## [WRITTEN INSTRUCTION]
Give the data again, word for word.

• • • • • • •

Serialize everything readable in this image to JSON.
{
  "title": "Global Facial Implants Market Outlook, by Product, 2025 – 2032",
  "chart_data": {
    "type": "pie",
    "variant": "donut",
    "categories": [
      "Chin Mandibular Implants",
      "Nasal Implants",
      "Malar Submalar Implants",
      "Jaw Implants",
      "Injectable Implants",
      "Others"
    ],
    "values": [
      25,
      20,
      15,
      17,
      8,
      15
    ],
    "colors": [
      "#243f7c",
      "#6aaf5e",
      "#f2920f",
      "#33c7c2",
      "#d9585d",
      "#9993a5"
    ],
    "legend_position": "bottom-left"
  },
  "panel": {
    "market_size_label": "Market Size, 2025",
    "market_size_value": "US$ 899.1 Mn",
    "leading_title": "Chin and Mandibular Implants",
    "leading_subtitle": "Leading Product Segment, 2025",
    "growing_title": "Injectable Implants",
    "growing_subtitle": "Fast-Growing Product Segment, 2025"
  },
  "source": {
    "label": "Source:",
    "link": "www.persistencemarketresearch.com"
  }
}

• • • • • • •

## [THE COMPLETED TASK]
Serialize everything readable in this image to JSON.
{
  "title": "Global Facial Implants Market Outlook, by Product, 2025 – 2032",
  "chart_data": {
    "type": "pie",
    "variant": "donut",
    "categories": [
      "Chin Mandibular Implants",
      "Nasal Implants",
      "Malar Submalar Implants",
      "Jaw Implants",
      "Injectable Implants",
      "Others"
    ],
    "values": [
      25,
      20,
      15,
      17,
      8,
      15
    ],
    "colors": [
      "#243f7c",
      "#6aaf5e",
      "#f2920f",
      "#33c7c2",
      "#d9585d",
      "#9993a5"
    ],
    "legend_position": "bottom-left"
  },
  "panel": {
    "market_size_label": "Market Size, 2025",
    "market_size_value": "US$ 899.1 Mn",
    "leading_title": "Chin and Mandibular Implants",
    "leading_subtitle": "Leading Product Segment, 2025",
    "growing_title": "Injectable Implants",
    "growing_subtitle": "Fast-Growing Product Segment, 2025"
  },
  "source": {
    "label": "Source:",
    "link": "www.persistencemarketresearch.com"
  }
}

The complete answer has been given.